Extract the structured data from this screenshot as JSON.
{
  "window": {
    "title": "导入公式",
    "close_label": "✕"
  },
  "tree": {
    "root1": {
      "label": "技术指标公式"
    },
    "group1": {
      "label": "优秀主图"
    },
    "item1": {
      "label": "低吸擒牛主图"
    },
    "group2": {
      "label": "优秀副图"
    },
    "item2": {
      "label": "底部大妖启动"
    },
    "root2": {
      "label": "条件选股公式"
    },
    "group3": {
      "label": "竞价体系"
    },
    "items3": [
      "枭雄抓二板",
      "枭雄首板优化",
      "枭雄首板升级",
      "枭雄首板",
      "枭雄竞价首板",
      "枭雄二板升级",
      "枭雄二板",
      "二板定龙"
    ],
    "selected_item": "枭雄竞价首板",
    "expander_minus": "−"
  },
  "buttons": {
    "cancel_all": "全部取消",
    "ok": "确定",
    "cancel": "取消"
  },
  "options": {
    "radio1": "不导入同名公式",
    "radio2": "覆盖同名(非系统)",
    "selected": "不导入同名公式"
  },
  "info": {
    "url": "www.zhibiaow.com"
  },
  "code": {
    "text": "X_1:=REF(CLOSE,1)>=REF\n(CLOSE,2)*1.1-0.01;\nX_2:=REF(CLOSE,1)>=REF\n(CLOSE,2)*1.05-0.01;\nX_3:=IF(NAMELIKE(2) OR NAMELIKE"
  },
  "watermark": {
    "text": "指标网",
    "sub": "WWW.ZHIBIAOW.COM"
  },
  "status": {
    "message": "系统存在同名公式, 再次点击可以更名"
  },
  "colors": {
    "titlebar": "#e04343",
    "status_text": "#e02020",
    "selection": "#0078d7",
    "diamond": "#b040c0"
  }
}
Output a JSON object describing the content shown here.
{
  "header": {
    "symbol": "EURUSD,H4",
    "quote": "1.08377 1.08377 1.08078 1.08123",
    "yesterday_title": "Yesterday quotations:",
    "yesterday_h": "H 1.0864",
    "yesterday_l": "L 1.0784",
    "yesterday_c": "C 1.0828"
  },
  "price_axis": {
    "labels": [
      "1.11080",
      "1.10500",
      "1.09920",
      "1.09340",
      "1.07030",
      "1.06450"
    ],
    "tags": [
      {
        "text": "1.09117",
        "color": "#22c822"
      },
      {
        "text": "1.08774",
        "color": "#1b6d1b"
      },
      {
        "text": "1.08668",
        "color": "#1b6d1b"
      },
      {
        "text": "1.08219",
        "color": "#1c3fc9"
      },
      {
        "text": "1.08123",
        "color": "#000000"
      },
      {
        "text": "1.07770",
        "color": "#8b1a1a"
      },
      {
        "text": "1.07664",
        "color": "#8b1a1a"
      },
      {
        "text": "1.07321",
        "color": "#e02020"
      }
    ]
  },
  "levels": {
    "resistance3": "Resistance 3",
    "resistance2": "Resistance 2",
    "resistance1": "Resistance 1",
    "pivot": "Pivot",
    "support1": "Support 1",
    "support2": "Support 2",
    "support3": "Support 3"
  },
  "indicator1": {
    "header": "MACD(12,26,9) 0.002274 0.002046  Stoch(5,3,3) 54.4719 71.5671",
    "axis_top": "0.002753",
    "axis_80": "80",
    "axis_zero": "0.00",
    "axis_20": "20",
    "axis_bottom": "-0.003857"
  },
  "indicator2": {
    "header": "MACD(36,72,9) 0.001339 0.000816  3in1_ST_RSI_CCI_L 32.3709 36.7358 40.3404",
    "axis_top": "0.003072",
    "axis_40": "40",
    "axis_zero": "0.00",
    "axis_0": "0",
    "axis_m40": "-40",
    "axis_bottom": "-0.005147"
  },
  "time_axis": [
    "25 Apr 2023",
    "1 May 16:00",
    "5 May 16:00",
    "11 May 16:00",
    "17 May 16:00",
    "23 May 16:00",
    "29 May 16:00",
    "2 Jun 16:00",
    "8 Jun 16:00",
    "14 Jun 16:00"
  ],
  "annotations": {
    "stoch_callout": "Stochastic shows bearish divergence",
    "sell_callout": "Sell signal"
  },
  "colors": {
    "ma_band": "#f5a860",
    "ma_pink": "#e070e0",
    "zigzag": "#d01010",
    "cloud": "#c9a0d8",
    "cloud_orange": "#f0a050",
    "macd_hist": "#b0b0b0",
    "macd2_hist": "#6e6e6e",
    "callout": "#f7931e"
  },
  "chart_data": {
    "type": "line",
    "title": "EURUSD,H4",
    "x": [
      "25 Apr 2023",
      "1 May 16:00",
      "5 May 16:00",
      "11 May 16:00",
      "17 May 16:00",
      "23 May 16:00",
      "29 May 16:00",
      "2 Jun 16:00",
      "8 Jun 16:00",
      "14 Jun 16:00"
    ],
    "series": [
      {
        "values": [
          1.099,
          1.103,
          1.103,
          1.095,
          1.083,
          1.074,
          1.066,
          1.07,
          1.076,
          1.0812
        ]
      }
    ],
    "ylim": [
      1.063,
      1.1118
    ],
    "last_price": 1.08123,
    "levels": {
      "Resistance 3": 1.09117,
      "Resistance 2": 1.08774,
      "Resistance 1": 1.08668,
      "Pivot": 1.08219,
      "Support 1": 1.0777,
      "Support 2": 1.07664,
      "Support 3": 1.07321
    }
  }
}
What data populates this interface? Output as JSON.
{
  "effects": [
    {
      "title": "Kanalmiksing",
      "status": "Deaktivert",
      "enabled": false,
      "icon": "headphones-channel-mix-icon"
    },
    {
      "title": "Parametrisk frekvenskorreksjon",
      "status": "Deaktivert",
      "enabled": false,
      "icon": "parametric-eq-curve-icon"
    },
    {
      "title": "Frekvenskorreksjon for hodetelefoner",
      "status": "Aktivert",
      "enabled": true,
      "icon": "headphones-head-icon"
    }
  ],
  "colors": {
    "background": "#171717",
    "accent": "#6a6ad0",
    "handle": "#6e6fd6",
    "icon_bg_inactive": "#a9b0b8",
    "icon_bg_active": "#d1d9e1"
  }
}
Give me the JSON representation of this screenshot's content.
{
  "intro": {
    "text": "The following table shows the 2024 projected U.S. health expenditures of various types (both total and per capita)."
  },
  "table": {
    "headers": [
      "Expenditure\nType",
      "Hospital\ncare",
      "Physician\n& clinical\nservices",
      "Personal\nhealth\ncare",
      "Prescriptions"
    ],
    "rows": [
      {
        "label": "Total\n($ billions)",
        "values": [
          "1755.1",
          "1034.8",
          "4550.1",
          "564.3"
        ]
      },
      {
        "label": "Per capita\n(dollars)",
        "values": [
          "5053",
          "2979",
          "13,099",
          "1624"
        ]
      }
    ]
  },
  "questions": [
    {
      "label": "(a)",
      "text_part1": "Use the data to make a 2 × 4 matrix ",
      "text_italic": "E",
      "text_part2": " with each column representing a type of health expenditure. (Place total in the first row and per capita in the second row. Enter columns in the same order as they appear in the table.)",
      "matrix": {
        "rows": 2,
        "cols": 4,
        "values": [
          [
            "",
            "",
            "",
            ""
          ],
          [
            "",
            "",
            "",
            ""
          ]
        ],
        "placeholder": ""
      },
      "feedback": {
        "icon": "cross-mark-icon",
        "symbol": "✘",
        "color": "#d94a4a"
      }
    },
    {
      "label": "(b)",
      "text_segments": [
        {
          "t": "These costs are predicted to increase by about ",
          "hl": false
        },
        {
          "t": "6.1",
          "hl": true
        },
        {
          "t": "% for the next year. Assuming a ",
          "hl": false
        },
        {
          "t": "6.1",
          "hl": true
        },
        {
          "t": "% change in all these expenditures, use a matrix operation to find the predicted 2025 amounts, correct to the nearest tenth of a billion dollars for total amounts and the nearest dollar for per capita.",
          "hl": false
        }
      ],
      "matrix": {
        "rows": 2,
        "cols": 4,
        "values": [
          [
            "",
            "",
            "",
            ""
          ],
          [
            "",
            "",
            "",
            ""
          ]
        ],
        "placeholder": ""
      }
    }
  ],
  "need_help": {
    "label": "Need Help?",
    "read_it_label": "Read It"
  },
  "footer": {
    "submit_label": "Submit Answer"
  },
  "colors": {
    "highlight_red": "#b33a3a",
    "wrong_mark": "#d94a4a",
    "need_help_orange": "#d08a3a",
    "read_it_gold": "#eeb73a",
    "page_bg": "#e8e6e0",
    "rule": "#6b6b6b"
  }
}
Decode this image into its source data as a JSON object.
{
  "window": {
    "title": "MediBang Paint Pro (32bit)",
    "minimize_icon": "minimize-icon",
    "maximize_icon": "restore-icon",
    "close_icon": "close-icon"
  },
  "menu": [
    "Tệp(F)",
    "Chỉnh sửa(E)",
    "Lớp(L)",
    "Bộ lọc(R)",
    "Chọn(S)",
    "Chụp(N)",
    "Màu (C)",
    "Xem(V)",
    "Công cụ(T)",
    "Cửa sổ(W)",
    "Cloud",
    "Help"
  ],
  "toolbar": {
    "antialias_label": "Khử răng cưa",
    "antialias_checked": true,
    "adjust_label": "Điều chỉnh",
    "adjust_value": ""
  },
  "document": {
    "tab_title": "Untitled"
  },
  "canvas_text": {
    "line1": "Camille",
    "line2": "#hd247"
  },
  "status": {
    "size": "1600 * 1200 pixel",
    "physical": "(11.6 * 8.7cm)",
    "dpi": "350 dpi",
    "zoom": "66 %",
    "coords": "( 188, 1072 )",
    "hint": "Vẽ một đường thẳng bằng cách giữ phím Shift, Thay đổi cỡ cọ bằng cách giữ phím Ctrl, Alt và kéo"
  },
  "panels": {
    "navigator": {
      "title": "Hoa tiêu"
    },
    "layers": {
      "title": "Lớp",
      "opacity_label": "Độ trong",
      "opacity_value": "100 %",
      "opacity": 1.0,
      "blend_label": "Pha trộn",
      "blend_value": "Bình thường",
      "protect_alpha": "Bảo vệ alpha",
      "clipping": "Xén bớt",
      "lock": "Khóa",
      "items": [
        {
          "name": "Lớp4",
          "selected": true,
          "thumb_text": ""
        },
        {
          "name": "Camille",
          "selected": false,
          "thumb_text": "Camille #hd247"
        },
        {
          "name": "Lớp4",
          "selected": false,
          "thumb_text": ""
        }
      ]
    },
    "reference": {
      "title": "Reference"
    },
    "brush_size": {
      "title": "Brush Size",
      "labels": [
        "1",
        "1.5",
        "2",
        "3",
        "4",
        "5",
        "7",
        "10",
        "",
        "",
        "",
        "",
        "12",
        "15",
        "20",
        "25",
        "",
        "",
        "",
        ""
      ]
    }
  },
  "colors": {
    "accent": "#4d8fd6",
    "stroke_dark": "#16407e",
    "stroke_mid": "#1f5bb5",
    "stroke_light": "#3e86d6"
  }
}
========================
Aim ->
Point out every line holding the string "JSON" and copy it.

Answer in full ->
Extract the structured data from this screenshot as JSON.
Output a JSON object describing the content shown here.
What data populates this interface? Output as JSON.
Give me the JSON representation of this screenshot's content.
Decode this image into its source data as a JSON object.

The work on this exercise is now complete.